# What to do
Copy the stretch of records from the line containing "Patent image size: (867, 858)." through the line containing "The elastic pressing", reproducing each line unchanged.

# Data records
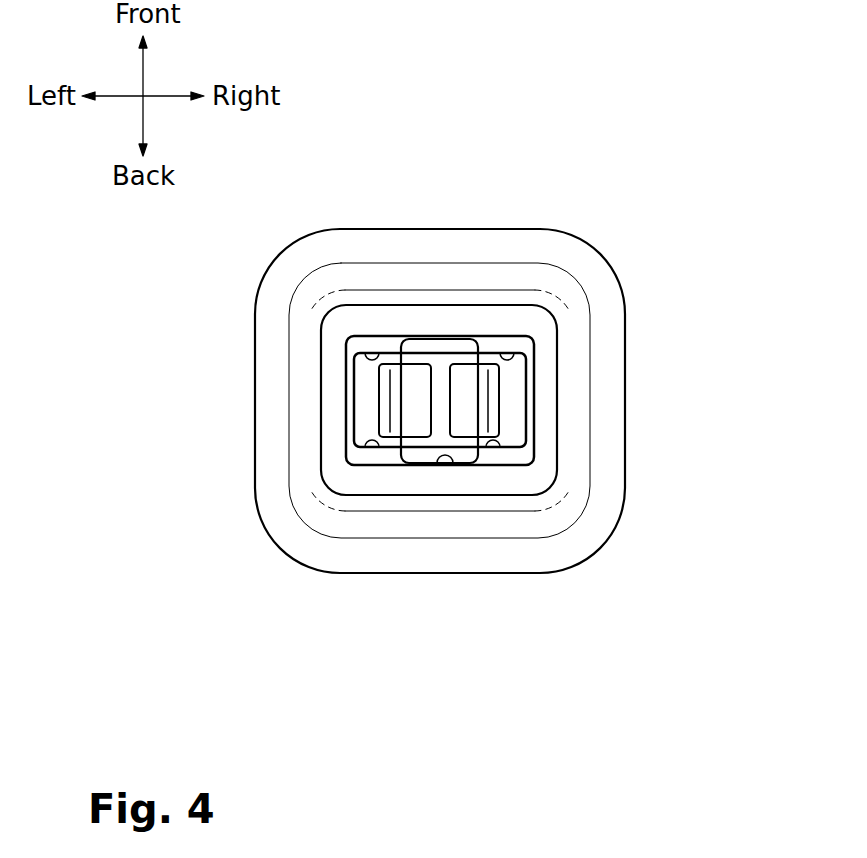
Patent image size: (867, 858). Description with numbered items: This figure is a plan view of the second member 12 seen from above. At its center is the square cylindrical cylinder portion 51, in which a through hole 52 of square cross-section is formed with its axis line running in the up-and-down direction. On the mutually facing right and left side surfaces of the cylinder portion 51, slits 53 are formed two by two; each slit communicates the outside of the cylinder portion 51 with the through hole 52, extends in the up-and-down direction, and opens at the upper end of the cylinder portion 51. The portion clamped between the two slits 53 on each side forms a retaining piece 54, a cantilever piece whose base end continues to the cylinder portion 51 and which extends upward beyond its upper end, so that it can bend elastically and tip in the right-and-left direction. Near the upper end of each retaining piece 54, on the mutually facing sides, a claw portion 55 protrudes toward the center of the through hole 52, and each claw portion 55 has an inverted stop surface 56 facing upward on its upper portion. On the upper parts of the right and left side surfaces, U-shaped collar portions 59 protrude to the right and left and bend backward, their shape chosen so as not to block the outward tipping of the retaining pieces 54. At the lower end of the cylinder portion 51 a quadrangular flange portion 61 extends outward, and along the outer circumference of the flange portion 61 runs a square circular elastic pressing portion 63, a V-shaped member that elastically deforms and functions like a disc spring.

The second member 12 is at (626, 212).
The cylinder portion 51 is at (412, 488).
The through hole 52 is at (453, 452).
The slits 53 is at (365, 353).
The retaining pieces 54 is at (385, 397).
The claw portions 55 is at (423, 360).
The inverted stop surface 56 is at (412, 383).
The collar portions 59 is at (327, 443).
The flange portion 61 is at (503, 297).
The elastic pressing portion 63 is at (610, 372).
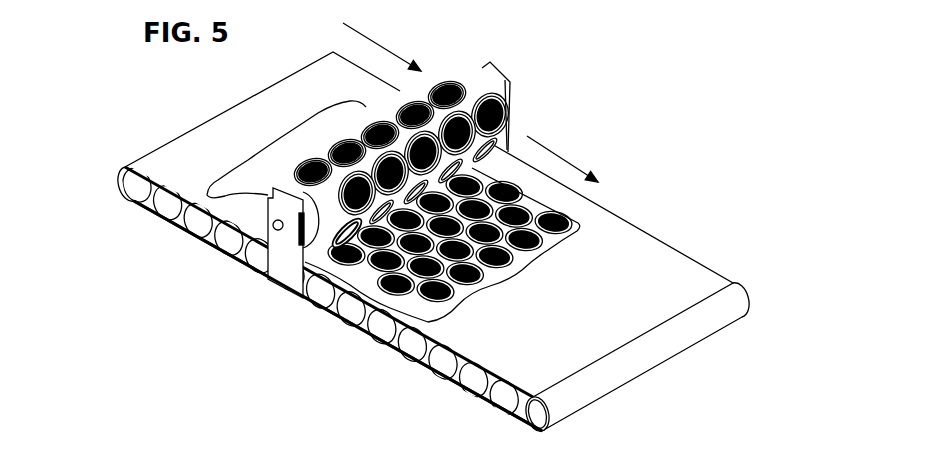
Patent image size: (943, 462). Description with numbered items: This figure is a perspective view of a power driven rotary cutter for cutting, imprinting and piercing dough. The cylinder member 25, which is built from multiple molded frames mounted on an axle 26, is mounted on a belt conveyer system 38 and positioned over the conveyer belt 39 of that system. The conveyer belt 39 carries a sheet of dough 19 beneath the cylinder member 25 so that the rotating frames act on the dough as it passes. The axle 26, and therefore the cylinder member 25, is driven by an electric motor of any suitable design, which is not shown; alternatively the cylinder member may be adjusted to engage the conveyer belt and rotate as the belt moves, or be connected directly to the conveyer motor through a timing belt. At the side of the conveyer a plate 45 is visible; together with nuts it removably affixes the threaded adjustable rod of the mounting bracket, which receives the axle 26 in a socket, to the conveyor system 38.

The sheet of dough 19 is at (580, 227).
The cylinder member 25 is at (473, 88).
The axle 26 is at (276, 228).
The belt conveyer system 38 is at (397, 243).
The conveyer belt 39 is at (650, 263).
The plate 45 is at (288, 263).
--
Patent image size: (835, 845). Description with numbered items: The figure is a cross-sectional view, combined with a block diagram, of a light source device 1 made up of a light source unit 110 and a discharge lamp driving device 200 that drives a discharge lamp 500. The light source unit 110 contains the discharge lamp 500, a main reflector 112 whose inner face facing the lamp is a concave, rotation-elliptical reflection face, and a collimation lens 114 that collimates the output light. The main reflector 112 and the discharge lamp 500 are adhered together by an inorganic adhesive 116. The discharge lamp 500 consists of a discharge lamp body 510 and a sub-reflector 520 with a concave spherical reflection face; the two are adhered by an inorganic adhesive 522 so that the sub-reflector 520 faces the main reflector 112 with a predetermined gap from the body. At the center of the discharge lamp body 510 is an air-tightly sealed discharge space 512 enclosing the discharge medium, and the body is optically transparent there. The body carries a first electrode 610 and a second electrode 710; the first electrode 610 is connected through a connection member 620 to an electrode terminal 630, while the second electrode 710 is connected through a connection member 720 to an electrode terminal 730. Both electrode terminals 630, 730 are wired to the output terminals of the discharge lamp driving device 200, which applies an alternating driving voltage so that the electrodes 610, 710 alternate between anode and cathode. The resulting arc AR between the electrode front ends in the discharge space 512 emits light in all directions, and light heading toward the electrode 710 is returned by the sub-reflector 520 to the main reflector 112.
---
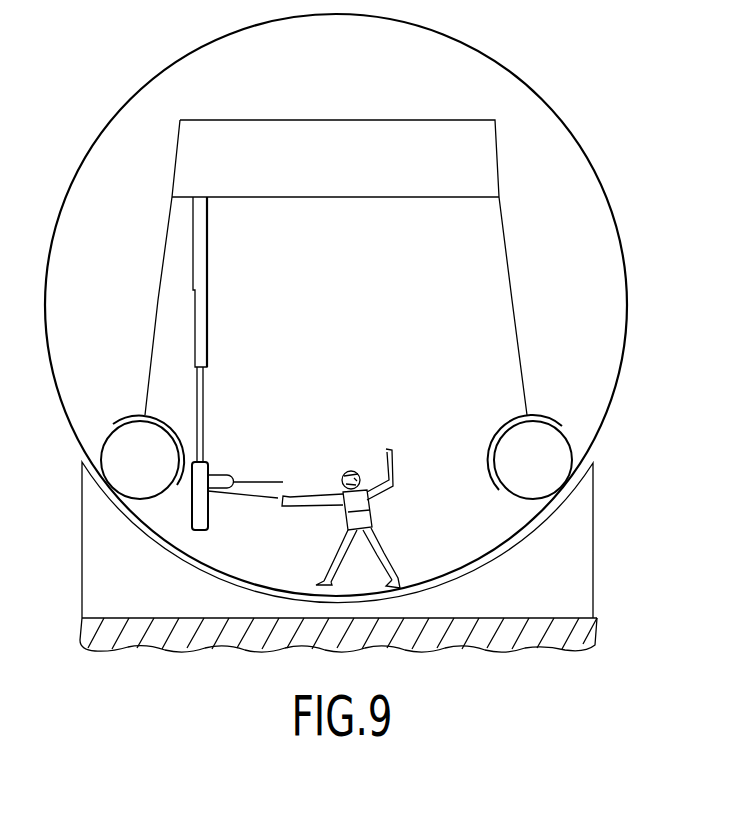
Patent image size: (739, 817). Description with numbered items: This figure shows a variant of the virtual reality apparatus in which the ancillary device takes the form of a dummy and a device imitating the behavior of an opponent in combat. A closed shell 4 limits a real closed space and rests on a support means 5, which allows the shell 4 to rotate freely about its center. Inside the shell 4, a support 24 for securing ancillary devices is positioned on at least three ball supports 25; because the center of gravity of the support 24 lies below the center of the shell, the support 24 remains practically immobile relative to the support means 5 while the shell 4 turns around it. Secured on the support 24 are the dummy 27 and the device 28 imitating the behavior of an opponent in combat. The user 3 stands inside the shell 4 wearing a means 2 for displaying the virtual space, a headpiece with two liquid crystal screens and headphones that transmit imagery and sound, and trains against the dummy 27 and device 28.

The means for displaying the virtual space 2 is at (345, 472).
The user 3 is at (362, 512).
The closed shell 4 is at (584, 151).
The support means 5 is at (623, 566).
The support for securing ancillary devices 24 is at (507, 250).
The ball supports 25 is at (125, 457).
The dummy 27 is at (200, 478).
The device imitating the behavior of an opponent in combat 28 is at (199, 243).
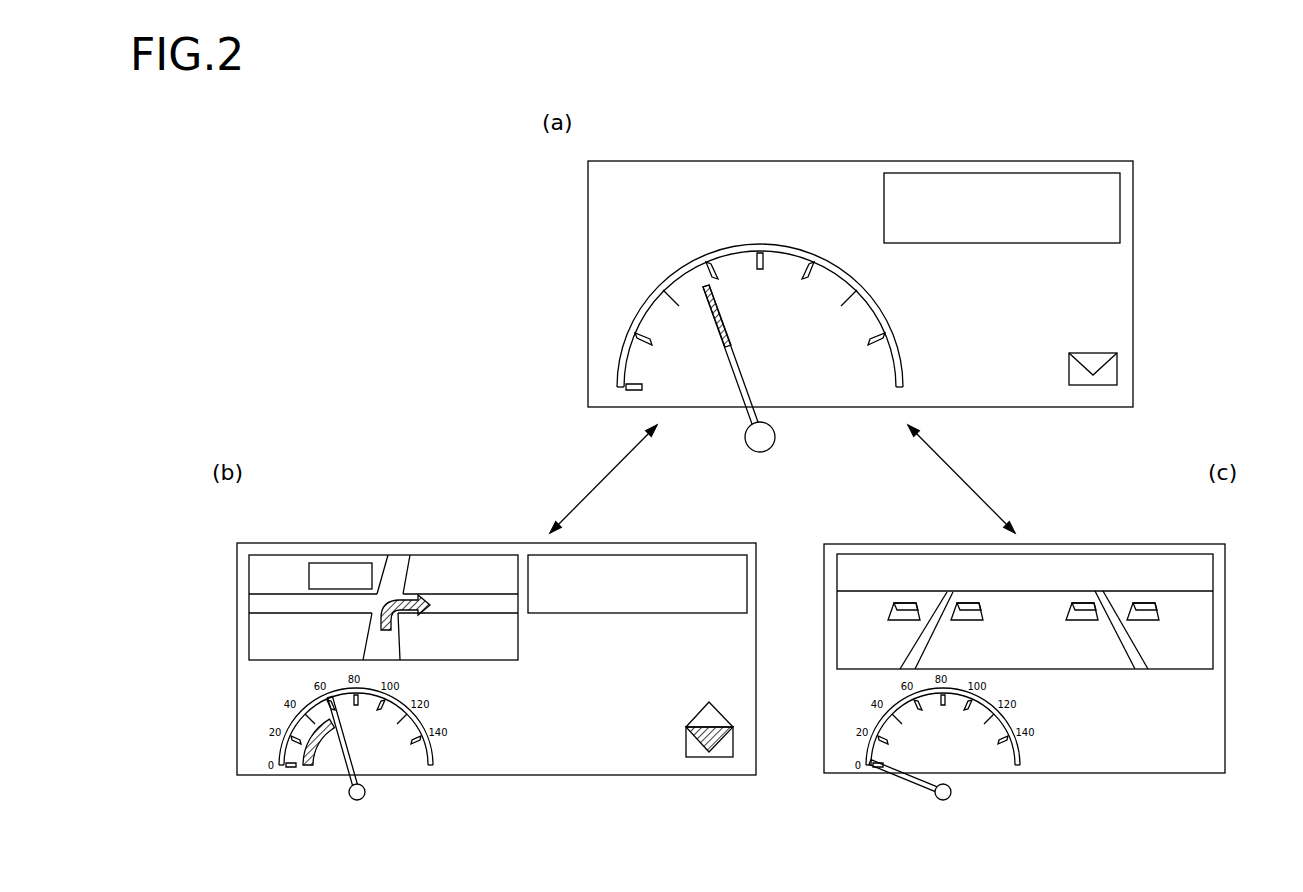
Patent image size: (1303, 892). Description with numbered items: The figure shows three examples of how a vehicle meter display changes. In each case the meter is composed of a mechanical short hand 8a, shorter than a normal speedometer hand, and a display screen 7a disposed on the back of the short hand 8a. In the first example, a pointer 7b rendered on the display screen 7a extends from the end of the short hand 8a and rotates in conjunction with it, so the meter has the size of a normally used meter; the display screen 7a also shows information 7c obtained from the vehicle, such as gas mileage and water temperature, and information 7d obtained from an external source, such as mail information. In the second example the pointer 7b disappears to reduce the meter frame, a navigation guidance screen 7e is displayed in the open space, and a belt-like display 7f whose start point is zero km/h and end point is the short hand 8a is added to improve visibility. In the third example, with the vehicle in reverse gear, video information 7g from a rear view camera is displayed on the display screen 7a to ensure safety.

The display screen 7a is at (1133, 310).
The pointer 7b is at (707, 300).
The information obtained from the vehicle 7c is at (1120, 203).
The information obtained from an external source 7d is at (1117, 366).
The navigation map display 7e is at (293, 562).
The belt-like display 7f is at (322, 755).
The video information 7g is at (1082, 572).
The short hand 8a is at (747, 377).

# The completed task
Patent image size: (867, 858). Description with numbered items: This figure is a plan view of the second member 12 seen from above. At its center is the square cylindrical cylinder portion 51, in which a through hole 52 of square cross-section is formed with its axis line running in the up-and-down direction. On the mutually facing right and left side surfaces of the cylinder portion 51, slits 53 are formed two by two; each slit communicates the outside of the cylinder portion 51 with the through hole 52, extends in the up-and-down direction, and opens at the upper end of the cylinder portion 51. The portion clamped between the two slits 53 on each side forms a retaining piece 54, a cantilever piece whose base end continues to the cylinder portion 51 and which extends upward beyond its upper end, so that it can bend elastically and tip in the right-and-left direction. Near the upper end of each retaining piece 54, on the mutually facing sides, a claw portion 55 protrudes toward the center of the through hole 52, and each claw portion 55 has an inverted stop surface 56 facing upward on its upper portion. On the upper parts of the right and left side surfaces, U-shaped collar portions 59 protrude to the right and left and bend backward, their shape chosen so as not to block the outward tipping of the retaining pieces 54. At the lower end of the cylinder portion 51 a quadrangular flange portion 61 extends outward, and along the outer circumference of the flange portion 61 runs a square circular elastic pressing portion 63, a V-shaped member that elastically deforms and functions like a disc spring.

The second member 12 is at (626, 212).
The cylinder portion 51 is at (412, 488).
The through hole 52 is at (453, 452).
The slits 53 is at (365, 353).
The retaining pieces 54 is at (385, 397).
The claw portions 55 is at (423, 360).
The inverted stop surface 56 is at (412, 383).
The collar portions 59 is at (327, 443).
The flange portion 61 is at (503, 297).
The elastic pressing portion 63 is at (610, 372).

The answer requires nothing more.